EXTRACTED ENTRIES:

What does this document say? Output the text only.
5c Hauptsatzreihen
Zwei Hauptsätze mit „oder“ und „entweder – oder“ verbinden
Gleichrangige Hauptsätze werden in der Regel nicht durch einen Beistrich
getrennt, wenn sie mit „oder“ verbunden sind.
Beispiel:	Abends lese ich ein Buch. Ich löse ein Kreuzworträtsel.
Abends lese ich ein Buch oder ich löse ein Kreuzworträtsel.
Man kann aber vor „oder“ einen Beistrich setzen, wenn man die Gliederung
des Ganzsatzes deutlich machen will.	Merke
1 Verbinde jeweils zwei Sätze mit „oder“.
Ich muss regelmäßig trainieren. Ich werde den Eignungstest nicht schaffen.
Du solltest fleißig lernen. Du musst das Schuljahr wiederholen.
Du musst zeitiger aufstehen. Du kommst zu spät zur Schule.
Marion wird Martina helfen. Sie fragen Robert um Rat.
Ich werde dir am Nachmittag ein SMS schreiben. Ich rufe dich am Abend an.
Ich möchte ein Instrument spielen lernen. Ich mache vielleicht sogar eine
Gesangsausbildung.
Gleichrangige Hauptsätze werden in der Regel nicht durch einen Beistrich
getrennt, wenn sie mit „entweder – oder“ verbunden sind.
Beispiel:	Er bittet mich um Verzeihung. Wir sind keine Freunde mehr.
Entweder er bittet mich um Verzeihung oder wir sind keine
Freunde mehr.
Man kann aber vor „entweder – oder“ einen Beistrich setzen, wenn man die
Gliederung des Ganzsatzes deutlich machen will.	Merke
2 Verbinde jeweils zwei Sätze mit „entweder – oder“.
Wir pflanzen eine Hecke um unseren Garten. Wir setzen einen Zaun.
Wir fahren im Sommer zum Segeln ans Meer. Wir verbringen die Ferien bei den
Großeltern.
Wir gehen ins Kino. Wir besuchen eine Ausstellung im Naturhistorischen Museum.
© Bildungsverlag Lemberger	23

PROBLEM DESCRIPTION:
Give the complete listing a second time, exactly as it reads.

EXERCISE RESPONSE:
What does this document say? Output the text only.
5c Hauptsatzreihen
Zwei Hauptsätze mit „oder“ und „entweder – oder“ verbinden
Gleichrangige Hauptsätze werden in der Regel nicht durch einen Beistrich
getrennt, wenn sie mit „oder“ verbunden sind.
Beispiel:	Abends lese ich ein Buch. Ich löse ein Kreuzworträtsel.
Abends lese ich ein Buch oder ich löse ein Kreuzworträtsel.
Man kann aber vor „oder“ einen Beistrich setzen, wenn man die Gliederung
des Ganzsatzes deutlich machen will.	Merke
1 Verbinde jeweils zwei Sätze mit „oder“.
Ich muss regelmäßig trainieren. Ich werde den Eignungstest nicht schaffen.
Du solltest fleißig lernen. Du musst das Schuljahr wiederholen.
Du musst zeitiger aufstehen. Du kommst zu spät zur Schule.
Marion wird Martina helfen. Sie fragen Robert um Rat.
Ich werde dir am Nachmittag ein SMS schreiben. Ich rufe dich am Abend an.
Ich möchte ein Instrument spielen lernen. Ich mache vielleicht sogar eine
Gesangsausbildung.
Gleichrangige Hauptsätze werden in der Regel nicht durch einen Beistrich
getrennt, wenn sie mit „entweder – oder“ verbunden sind.
Beispiel:	Er bittet mich um Verzeihung. Wir sind keine Freunde mehr.
Entweder er bittet mich um Verzeihung oder wir sind keine
Freunde mehr.
Man kann aber vor „entweder – oder“ einen Beistrich setzen, wenn man die
Gliederung des Ganzsatzes deutlich machen will.	Merke
2 Verbinde jeweils zwei Sätze mit „entweder – oder“.
Wir pflanzen eine Hecke um unseren Garten. Wir setzen einen Zaun.
Wir fahren im Sommer zum Segeln ans Meer. Wir verbringen die Ferien bei den
Großeltern.
Wir gehen ins Kino. Wir besuchen eine Ausstellung im Naturhistorischen Museum.
© Bildungsverlag Lemberger	23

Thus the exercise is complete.